- _CHALLENGE_
Reproduce verbatim the items below, from their first line through the line containing "chevron-down-icon[interactable]: ⌄ bbox=[520, 275, 527, 284]", inclusive.

- _DATASET RECORDS_
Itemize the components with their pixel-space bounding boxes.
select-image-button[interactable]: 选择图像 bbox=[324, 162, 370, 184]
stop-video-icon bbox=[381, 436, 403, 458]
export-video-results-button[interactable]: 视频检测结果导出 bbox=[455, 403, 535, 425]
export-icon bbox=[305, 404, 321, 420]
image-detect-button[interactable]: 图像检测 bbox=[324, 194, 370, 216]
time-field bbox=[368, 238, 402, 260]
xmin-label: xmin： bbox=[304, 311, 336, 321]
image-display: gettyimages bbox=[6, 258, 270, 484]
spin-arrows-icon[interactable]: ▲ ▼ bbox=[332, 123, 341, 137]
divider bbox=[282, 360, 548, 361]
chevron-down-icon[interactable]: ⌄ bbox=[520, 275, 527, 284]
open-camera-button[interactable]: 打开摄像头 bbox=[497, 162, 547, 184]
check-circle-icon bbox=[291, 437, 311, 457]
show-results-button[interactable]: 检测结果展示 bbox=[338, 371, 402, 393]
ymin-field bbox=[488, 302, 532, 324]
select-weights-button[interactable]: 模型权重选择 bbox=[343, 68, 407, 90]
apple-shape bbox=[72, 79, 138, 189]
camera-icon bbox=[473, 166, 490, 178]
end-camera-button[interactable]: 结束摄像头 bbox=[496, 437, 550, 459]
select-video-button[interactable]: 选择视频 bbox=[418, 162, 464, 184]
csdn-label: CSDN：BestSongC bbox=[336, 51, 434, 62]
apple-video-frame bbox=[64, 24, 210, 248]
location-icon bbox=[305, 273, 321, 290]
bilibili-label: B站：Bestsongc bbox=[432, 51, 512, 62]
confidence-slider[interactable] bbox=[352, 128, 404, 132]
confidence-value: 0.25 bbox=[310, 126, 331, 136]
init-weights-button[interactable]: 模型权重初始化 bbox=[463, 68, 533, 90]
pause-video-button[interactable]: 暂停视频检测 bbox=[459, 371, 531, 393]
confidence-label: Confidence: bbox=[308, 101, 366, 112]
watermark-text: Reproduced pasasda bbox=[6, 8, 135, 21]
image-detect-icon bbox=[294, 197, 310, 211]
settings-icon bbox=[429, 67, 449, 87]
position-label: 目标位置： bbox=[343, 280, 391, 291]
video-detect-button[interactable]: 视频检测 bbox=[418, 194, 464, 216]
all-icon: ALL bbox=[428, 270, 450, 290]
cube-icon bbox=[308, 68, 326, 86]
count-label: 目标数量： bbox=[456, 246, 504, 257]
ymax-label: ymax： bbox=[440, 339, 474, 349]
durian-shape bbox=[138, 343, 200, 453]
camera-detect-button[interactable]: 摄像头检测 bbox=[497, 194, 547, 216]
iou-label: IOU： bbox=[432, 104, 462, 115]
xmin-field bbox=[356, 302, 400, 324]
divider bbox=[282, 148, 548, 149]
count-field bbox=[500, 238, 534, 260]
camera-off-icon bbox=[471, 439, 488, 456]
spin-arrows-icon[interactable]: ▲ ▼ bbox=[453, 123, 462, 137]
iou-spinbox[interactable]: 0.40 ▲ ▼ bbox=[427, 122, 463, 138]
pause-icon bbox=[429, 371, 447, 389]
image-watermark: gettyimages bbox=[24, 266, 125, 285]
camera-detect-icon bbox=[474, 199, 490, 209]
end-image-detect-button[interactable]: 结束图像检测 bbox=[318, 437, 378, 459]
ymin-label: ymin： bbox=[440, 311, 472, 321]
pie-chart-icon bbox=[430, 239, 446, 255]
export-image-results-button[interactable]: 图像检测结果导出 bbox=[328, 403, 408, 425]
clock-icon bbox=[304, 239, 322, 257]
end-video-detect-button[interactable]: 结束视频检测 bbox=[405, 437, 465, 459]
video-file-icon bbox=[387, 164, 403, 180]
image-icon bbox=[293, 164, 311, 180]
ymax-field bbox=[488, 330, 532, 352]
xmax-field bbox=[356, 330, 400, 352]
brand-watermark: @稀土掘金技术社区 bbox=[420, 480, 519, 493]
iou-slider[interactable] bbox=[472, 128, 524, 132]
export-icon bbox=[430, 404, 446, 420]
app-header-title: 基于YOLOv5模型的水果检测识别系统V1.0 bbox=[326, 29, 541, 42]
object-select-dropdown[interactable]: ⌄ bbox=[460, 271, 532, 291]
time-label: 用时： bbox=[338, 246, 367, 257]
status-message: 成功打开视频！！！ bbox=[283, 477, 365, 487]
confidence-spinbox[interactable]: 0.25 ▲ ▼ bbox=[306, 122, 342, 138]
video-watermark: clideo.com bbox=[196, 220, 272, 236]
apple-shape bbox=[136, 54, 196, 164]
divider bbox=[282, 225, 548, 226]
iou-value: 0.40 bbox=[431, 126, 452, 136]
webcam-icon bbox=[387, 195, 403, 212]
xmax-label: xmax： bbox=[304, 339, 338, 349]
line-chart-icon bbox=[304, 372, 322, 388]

- _PROBLEM SOLUTION_
Itemize the components with their pixel-space bounding boxes.
select-image-button[interactable]: 选择图像 bbox=[324, 162, 370, 184]
stop-video-icon bbox=[381, 436, 403, 458]
export-video-results-button[interactable]: 视频检测结果导出 bbox=[455, 403, 535, 425]
export-icon bbox=[305, 404, 321, 420]
image-detect-button[interactable]: 图像检测 bbox=[324, 194, 370, 216]
time-field bbox=[368, 238, 402, 260]
xmin-label: xmin： bbox=[304, 311, 336, 321]
image-display: gettyimages bbox=[6, 258, 270, 484]
spin-arrows-icon[interactable]: ▲ ▼ bbox=[332, 123, 341, 137]
divider bbox=[282, 360, 548, 361]
chevron-down-icon[interactable]: ⌄ bbox=[520, 275, 527, 284]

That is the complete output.